(Records from a collection)
>>>>
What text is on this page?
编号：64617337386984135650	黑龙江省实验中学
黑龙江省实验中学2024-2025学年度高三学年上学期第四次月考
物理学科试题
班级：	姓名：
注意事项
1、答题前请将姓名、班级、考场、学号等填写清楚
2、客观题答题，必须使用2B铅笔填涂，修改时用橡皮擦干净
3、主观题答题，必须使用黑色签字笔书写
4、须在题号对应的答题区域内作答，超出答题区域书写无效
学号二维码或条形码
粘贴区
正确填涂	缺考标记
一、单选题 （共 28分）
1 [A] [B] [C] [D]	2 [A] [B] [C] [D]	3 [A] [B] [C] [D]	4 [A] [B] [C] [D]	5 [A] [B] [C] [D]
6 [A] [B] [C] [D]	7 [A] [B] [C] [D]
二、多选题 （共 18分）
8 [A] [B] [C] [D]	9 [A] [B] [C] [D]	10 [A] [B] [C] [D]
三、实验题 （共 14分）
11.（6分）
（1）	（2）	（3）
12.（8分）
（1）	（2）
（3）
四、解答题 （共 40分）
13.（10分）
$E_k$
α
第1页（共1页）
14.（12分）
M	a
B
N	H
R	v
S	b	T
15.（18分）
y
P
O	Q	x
<<<<
Repeat every line of the records above exactly.

● **Task response**:
What text is on this page?
编号：64617337386984135650	黑龙江省实验中学
黑龙江省实验中学2024-2025学年度高三学年上学期第四次月考
物理学科试题
班级：	姓名：
注意事项
1、答题前请将姓名、班级、考场、学号等填写清楚
2、客观题答题，必须使用2B铅笔填涂，修改时用橡皮擦干净
3、主观题答题，必须使用黑色签字笔书写
4、须在题号对应的答题区域内作答，超出答题区域书写无效
学号二维码或条形码
粘贴区
正确填涂	缺考标记
一、单选题 （共 28分）
1 [A] [B] [C] [D]	2 [A] [B] [C] [D]	3 [A] [B] [C] [D]	4 [A] [B] [C] [D]	5 [A] [B] [C] [D]
6 [A] [B] [C] [D]	7 [A] [B] [C] [D]
二、多选题 （共 18分）
8 [A] [B] [C] [D]	9 [A] [B] [C] [D]	10 [A] [B] [C] [D]
三、实验题 （共 14分）
11.（6分）
（1）	（2）	（3）
12.（8分）
（1）	（2）
（3）
四、解答题 （共 40分）
13.（10分）
$E_k$
α
第1页（共1页）
14.（12分）
M	a
B
N	H
R	v
S	b	T
15.（18分）
y
P
O	Q	x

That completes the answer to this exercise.